--- Aim ---
Which lines hold the word "this"? Copy each of them from the material.

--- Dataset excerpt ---
-- Start --

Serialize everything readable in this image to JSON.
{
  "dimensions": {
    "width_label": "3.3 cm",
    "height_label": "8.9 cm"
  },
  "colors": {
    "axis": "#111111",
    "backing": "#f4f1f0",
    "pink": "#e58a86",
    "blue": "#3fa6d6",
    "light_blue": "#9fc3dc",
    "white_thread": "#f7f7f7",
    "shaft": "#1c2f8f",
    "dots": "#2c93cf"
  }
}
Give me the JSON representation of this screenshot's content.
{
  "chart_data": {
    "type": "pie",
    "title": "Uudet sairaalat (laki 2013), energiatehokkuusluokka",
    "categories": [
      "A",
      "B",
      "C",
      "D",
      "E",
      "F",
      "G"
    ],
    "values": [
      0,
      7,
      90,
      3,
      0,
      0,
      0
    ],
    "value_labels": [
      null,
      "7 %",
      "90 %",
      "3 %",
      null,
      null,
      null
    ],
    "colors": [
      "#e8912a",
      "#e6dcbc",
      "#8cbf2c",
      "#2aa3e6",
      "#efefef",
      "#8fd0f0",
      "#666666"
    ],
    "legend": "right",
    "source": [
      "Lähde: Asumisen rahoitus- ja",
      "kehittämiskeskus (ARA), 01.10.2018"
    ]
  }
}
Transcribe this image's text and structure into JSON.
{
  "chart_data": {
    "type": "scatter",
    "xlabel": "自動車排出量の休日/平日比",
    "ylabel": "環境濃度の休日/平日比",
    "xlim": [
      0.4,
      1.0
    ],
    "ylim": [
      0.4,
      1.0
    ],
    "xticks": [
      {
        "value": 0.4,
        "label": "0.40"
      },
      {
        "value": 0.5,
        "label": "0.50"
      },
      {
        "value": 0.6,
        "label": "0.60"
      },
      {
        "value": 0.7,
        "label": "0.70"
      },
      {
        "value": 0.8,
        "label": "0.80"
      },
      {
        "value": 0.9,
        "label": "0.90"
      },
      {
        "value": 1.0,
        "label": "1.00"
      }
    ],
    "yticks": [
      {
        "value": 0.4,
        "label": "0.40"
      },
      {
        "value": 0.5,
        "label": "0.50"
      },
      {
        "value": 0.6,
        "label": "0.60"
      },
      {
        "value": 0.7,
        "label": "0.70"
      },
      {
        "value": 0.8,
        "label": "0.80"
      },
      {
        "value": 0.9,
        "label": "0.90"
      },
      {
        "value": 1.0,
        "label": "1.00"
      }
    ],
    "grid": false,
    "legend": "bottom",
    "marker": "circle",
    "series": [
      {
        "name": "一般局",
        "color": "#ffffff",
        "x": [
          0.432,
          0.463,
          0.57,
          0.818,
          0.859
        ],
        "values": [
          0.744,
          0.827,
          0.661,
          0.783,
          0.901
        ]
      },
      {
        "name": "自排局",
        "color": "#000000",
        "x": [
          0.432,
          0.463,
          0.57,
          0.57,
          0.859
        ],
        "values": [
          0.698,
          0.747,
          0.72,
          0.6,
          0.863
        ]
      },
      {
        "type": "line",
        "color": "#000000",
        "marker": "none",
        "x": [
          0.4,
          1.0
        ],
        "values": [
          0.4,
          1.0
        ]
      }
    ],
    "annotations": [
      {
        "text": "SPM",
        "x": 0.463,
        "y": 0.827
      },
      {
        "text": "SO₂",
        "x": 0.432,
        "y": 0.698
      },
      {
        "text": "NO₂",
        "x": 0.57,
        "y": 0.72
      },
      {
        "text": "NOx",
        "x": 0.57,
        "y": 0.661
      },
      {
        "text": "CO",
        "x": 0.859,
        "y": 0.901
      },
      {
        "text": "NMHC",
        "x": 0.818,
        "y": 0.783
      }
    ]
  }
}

-- End --

--- The reply ---
Serialize everything readable in this image to JSON.
Give me the JSON representation of this screenshot's content.
Transcribe this image's text and structure into JSON.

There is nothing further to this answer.